#### Aim of the task:
Keep only the lines that hold the string "axis", filtering out the rest of the entries below.
******************************
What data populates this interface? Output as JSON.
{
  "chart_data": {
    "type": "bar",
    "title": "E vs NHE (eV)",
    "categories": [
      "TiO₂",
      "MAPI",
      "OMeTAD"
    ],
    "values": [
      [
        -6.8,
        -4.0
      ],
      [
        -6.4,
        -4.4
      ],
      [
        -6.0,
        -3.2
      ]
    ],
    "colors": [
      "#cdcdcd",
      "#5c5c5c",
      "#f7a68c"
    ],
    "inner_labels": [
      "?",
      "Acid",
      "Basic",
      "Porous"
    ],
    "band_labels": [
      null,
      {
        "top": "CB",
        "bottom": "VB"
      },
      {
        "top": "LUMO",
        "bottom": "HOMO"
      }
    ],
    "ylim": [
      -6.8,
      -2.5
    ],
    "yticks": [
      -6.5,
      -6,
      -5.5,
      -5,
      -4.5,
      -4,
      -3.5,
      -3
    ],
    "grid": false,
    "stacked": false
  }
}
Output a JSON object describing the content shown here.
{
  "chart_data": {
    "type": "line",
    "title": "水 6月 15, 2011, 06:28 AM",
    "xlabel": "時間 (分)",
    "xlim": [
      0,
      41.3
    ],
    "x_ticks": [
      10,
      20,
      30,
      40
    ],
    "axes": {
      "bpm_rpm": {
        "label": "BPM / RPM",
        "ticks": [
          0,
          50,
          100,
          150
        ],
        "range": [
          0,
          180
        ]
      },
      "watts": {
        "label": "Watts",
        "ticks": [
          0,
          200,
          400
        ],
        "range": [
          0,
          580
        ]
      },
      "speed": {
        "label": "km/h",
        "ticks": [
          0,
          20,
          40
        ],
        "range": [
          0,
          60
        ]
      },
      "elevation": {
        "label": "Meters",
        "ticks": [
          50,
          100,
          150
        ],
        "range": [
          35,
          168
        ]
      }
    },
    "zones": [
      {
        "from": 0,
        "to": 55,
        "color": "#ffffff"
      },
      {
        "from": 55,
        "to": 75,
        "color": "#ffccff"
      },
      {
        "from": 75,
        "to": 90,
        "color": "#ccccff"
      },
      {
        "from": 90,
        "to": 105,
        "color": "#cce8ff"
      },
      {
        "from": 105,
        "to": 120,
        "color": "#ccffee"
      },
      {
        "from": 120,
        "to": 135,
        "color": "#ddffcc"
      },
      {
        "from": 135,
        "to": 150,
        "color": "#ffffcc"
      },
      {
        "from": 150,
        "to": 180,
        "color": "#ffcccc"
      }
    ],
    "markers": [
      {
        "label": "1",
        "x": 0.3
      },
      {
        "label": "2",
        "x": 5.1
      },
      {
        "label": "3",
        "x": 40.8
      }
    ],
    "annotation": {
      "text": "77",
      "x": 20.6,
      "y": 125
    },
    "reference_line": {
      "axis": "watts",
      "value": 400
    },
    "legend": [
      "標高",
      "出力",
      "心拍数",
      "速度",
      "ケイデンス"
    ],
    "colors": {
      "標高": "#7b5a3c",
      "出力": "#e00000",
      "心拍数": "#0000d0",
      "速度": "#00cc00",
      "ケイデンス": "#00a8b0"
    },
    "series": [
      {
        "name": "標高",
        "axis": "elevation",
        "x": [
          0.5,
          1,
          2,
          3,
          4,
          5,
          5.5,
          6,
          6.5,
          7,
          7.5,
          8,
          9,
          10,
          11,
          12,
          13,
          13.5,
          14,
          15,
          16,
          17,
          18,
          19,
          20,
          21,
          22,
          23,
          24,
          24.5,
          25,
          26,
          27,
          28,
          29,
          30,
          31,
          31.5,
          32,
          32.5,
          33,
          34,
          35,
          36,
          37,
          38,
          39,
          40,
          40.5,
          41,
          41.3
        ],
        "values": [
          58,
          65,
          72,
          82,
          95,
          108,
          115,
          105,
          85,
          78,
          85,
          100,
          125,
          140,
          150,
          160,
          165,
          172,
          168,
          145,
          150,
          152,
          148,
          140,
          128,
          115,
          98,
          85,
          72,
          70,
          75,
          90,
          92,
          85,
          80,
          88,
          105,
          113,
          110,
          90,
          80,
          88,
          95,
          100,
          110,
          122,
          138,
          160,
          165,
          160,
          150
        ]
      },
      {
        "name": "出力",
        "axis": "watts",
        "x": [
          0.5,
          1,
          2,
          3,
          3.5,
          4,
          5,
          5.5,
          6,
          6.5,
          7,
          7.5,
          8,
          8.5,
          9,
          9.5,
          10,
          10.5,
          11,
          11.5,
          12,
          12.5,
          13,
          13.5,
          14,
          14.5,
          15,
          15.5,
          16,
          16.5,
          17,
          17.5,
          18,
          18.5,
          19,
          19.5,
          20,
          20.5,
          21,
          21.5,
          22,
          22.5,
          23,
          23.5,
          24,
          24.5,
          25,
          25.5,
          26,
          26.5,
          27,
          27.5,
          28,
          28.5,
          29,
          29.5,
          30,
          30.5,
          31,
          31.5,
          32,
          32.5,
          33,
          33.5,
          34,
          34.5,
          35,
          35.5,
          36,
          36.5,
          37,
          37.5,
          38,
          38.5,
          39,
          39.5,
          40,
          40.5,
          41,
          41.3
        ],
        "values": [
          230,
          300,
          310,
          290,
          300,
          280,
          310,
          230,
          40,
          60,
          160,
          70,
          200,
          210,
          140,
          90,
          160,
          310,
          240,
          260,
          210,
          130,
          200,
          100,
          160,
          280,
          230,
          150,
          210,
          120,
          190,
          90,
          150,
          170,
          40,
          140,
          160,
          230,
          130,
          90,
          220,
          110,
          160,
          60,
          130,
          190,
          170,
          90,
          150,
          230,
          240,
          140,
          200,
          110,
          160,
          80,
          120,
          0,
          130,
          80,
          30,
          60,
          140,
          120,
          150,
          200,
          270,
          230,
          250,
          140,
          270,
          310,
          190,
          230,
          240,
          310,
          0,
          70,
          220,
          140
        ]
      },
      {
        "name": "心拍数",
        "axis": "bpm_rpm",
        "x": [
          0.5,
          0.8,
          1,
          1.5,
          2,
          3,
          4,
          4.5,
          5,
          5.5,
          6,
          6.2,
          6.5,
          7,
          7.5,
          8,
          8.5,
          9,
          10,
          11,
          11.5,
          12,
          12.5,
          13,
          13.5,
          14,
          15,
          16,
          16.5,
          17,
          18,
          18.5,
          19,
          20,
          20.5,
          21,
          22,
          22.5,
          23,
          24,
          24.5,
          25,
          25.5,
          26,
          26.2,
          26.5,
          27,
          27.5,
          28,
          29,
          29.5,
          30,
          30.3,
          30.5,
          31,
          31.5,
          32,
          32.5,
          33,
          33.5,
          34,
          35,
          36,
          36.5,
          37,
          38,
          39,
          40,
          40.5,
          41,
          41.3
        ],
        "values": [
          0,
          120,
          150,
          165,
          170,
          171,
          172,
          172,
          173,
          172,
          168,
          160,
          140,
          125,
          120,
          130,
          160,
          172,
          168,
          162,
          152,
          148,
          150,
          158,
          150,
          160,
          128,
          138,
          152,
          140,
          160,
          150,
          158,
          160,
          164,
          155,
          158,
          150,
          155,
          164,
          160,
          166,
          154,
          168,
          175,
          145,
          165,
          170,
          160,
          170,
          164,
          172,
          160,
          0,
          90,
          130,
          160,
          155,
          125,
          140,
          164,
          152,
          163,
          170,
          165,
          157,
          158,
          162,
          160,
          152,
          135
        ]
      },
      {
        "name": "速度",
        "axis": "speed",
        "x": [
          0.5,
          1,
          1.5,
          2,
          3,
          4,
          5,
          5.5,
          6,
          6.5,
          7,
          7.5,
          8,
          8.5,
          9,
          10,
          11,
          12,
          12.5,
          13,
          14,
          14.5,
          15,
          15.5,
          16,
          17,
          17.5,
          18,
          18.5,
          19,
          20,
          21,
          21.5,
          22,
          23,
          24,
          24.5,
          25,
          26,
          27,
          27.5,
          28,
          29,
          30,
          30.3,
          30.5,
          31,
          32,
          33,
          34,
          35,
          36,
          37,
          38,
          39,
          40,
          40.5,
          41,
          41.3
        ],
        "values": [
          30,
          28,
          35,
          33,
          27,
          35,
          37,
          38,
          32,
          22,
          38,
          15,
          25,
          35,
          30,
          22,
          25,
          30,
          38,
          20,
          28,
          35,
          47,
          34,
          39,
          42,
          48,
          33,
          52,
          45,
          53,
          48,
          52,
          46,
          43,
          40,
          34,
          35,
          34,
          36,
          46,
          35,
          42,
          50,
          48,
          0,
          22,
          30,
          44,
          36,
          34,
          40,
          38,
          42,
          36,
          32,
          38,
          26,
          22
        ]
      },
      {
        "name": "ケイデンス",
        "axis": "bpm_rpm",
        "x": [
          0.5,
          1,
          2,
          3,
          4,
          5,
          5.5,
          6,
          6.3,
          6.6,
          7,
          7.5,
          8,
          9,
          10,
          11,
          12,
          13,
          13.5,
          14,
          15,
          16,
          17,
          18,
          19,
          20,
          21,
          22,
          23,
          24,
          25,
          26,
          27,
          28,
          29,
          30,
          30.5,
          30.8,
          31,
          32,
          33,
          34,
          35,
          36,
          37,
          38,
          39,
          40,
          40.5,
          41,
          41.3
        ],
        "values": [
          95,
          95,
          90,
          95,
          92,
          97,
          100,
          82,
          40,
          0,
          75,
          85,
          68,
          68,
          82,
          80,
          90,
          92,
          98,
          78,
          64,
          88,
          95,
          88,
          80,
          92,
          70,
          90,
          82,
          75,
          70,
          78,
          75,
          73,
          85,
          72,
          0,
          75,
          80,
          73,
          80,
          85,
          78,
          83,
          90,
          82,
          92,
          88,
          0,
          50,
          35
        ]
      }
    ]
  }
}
******************************
#### Complete output:
      "axis": "watts",
        "axis": "elevation",
        "axis": "watts",
        "axis": "bpm_rpm",
        "axis": "speed",
        "axis": "bpm_rpm",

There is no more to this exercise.